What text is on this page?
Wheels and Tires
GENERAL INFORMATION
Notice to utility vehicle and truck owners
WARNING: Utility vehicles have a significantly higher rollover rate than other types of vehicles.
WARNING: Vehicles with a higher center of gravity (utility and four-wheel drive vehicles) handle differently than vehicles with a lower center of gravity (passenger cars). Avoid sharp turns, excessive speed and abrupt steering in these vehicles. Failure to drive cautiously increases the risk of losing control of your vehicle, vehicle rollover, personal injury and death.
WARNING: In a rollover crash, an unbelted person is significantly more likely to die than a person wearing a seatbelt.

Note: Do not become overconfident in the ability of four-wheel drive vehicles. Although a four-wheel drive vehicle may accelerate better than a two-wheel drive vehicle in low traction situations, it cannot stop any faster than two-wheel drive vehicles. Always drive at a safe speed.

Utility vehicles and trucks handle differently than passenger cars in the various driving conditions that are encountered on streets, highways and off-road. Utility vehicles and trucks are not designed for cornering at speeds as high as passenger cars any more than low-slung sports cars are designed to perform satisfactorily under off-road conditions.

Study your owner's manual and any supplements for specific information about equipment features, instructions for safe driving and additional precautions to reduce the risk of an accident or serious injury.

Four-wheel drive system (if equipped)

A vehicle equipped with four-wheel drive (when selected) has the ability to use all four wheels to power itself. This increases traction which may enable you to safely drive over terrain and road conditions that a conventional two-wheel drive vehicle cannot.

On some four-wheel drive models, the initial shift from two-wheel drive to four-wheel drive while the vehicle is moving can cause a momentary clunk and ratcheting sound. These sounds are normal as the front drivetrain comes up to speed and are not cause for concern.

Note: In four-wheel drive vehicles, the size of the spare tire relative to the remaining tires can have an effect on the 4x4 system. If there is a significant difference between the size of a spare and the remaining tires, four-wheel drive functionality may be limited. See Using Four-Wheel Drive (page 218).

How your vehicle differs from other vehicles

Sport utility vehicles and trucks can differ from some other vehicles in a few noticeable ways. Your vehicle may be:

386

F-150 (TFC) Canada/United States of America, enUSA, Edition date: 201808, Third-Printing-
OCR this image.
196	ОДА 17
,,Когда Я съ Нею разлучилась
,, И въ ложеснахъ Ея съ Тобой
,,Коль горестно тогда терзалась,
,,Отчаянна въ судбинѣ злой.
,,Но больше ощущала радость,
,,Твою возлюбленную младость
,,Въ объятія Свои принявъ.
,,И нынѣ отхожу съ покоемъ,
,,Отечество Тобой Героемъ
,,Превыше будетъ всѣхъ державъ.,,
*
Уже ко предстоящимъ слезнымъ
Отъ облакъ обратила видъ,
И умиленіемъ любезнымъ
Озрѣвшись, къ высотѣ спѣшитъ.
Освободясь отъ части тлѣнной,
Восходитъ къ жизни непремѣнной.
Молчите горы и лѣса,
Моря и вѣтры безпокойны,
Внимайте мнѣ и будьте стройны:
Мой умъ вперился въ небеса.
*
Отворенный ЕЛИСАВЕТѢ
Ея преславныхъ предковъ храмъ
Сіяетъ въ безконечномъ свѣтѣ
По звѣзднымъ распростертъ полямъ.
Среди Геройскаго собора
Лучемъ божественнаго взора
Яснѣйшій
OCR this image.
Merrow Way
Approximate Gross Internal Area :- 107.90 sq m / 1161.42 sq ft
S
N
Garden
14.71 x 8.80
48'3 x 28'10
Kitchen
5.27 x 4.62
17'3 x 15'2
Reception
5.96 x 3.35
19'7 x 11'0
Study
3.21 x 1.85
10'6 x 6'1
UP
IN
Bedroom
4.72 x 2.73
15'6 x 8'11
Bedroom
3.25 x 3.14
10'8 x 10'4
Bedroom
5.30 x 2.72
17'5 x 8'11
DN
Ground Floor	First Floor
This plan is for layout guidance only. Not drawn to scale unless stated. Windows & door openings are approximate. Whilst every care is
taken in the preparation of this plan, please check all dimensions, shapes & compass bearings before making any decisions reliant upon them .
----
▸ Job
All of the material above needs to be copied exactly.

▸ Exercise result
What text is on this page?
Wheels and Tires
GENERAL INFORMATION
Notice to utility vehicle and truck owners
WARNING: Utility vehicles have a significantly higher rollover rate than other types of vehicles.
WARNING: Vehicles with a higher center of gravity (utility and four-wheel drive vehicles) handle differently than vehicles with a lower center of gravity (passenger cars). Avoid sharp turns, excessive speed and abrupt steering in these vehicles. Failure to drive cautiously increases the risk of losing control of your vehicle, vehicle rollover, personal injury and death.
WARNING: In a rollover crash, an unbelted person is significantly more likely to die than a person wearing a seatbelt.

Note: Do not become overconfident in the ability of four-wheel drive vehicles. Although a four-wheel drive vehicle may accelerate better than a two-wheel drive vehicle in low traction situations, it cannot stop any faster than two-wheel drive vehicles. Always drive at a safe speed.

Utility vehicles and trucks handle differently than passenger cars in the various driving conditions that are encountered on streets, highways and off-road. Utility vehicles and trucks are not designed for cornering at speeds as high as passenger cars any more than low-slung sports cars are designed to perform satisfactorily under off-road conditions.

Study your owner's manual and any supplements for specific information about equipment features, instructions for safe driving and additional precautions to reduce the risk of an accident or serious injury.

Four-wheel drive system (if equipped)

A vehicle equipped with four-wheel drive (when selected) has the ability to use all four wheels to power itself. This increases traction which may enable you to safely drive over terrain and road conditions that a conventional two-wheel drive vehicle cannot.

On some four-wheel drive models, the initial shift from two-wheel drive to four-wheel drive while the vehicle is moving can cause a momentary clunk and ratcheting sound. These sounds are normal as the front drivetrain comes up to speed and are not cause for concern.

Note: In four-wheel drive vehicles, the size of the spare tire relative to the remaining tires can have an effect on the 4x4 system. If there is a significant difference between the size of a spare and the remaining tires, four-wheel drive functionality may be limited. See Using Four-Wheel Drive (page 218).

How your vehicle differs from other vehicles

Sport utility vehicles and trucks can differ from some other vehicles in a few noticeable ways. Your vehicle may be:

386

F-150 (TFC) Canada/United States of America, enUSA, Edition date: 201808, Third-Printing-
OCR this image.
196	ОДА 17
,,Когда Я съ Нею разлучилась
,, И въ ложеснахъ Ея съ Тобой
,,Коль горестно тогда терзалась,
,,Отчаянна въ судбинѣ злой.
,,Но больше ощущала радость,
,,Твою возлюбленную младость
,,Въ объятія Свои принявъ.
,,И нынѣ отхожу съ покоемъ,
,,Отечество Тобой Героемъ
,,Превыше будетъ всѣхъ державъ.,,
*
Уже ко предстоящимъ слезнымъ
Отъ облакъ обратила видъ,
И умиленіемъ любезнымъ
Озрѣвшись, къ высотѣ спѣшитъ.
Освободясь отъ части тлѣнной,
Восходитъ къ жизни непремѣнной.
Молчите горы и лѣса,
Моря и вѣтры безпокойны,
Внимайте мнѣ и будьте стройны:
Мой умъ вперился въ небеса.
*
Отворенный ЕЛИСАВЕТѢ
Ея преславныхъ предковъ храмъ
Сіяетъ въ безконечномъ свѣтѣ
По звѣзднымъ распростертъ полямъ.
Среди Геройскаго собора
Лучемъ божественнаго взора
Яснѣйшій
OCR this image.
Merrow Way
Approximate Gross Internal Area :- 107.90 sq m / 1161.42 sq ft
S
N
Garden
14.71 x 8.80
48'3 x 28'10
Kitchen
5.27 x 4.62
17'3 x 15'2
Reception
5.96 x 3.35
19'7 x 11'0
Study
3.21 x 1.85
10'6 x 6'1
UP
IN
Bedroom
4.72 x 2.73
15'6 x 8'11
Bedroom
3.25 x 3.14
10'8 x 10'4
Bedroom
5.30 x 2.72
17'5 x 8'11
DN
Ground Floor	First Floor
This plan is for layout guidance only. Not drawn to scale unless stated. Windows & door openings are approximate. Whilst every care is
taken in the preparation of this plan, please check all dimensions, shapes & compass bearings before making any decisions reliant upon them .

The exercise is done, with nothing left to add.